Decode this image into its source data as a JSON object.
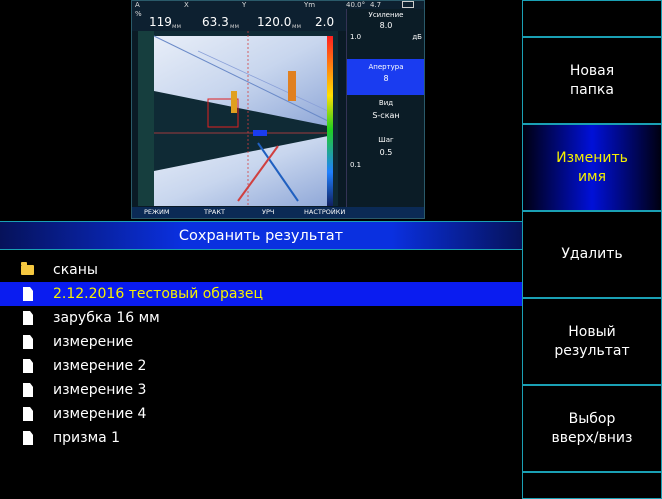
{
  "preview": {
    "label_a": "А",
    "label_a_sub": "%",
    "value_a": "119",
    "unit_a": "мм",
    "label_x": "X",
    "value_x": "63.3",
    "unit_x": "мм",
    "label_y": "Y",
    "value_y": "120.0",
    "unit_y": "мм",
    "label_ym": "Ym",
    "value_ym": "2.0",
    "angle": "40.0°",
    "freq": "4.7",
    "side": {
      "gain_label": "Усиление",
      "gain_value": "8.0",
      "gain_min": "1.0",
      "gain_unit": "дБ",
      "aperture_label": "Апертура",
      "aperture_value": "8",
      "view_label": "Вид",
      "view_value": "S-скан",
      "step_label": "Шаг",
      "step_value": "0.5",
      "step_min": "0.1"
    },
    "footer": [
      "РЕЖИМ",
      "ТРАКТ",
      "УРЧ",
      "НАСТРОЙКИ"
    ],
    "colors": {
      "background": "#0a1a25",
      "selected": "#1a3cf0",
      "footer": "#0b2a55"
    }
  },
  "dialog": {
    "title": "Сохранить результат"
  },
  "files": [
    {
      "name": "сканы",
      "type": "folder",
      "selected": false
    },
    {
      "name": "2.12.2016 тестовый образец",
      "type": "file",
      "selected": true
    },
    {
      "name": "зарубка 16 мм",
      "type": "file",
      "selected": false
    },
    {
      "name": "измерение",
      "type": "file",
      "selected": false
    },
    {
      "name": "измерение 2",
      "type": "file",
      "selected": false
    },
    {
      "name": "измерение 3",
      "type": "file",
      "selected": false
    },
    {
      "name": "измерение 4",
      "type": "file",
      "selected": false
    },
    {
      "name": "призма 1",
      "type": "file",
      "selected": false
    }
  ],
  "menu": {
    "new_folder": "Новая\nпапка",
    "rename": "Изменить\nимя",
    "delete": "Удалить",
    "new_result": "Новый\nрезультат",
    "select_updown": "Выбор\nвверх/вниз"
  },
  "colors": {
    "accent_blue": "#0a30e0",
    "highlight_text": "#f5f000",
    "border": "#1aa0b4",
    "folder": "#f5c840"
  }
}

○ ○ ○ ○

Exercise
Without the images, write out each line of the data verbatim.

Exercise solution
Decode this image into its source data as a JSON object.
{
  "preview": {
    "label_a": "А",
    "label_a_sub": "%",
    "value_a": "119",
    "unit_a": "мм",
    "label_x": "X",
    "value_x": "63.3",
    "unit_x": "мм",
    "label_y": "Y",
    "value_y": "120.0",
    "unit_y": "мм",
    "label_ym": "Ym",
    "value_ym": "2.0",
    "angle": "40.0°",
    "freq": "4.7",
    "side": {
      "gain_label": "Усиление",
      "gain_value": "8.0",
      "gain_min": "1.0",
      "gain_unit": "дБ",
      "aperture_label": "Апертура",
      "aperture_value": "8",
      "view_label": "Вид",
      "view_value": "S-скан",
      "step_label": "Шаг",
      "step_value": "0.5",
      "step_min": "0.1"
    },
    "footer": [
      "РЕЖИМ",
      "ТРАКТ",
      "УРЧ",
      "НАСТРОЙКИ"
    ],
    "colors": {
      "background": "#0a1a25",
      "selected": "#1a3cf0",
      "footer": "#0b2a55"
    }
  },
  "dialog": {
    "title": "Сохранить результат"
  },
  "files": [
    {
      "name": "сканы",
      "type": "folder",
      "selected": false
    },
    {
      "name": "2.12.2016 тестовый образец",
      "type": "file",
      "selected": true
    },
    {
      "name": "зарубка 16 мм",
      "type": "file",
      "selected": false
    },
    {
      "name": "измерение",
      "type": "file",
      "selected": false
    },
    {
      "name": "измерение 2",
      "type": "file",
      "selected": false
    },
    {
      "name": "измерение 3",
      "type": "file",
      "selected": false
    },
    {
      "name": "измерение 4",
      "type": "file",
      "selected": false
    },
    {
      "name": "призма 1",
      "type": "file",
      "selected": false
    }
  ],
  "menu": {
    "new_folder": "Новая\nпапка",
    "rename": "Изменить\nимя",
    "delete": "Удалить",
    "new_result": "Новый\nрезультат",
    "select_updown": "Выбор\nвверх/вниз"
  },
  "colors": {
    "accent_blue": "#0a30e0",
    "highlight_text": "#f5f000",
    "border": "#1aa0b4",
    "folder": "#f5c840"
  }
}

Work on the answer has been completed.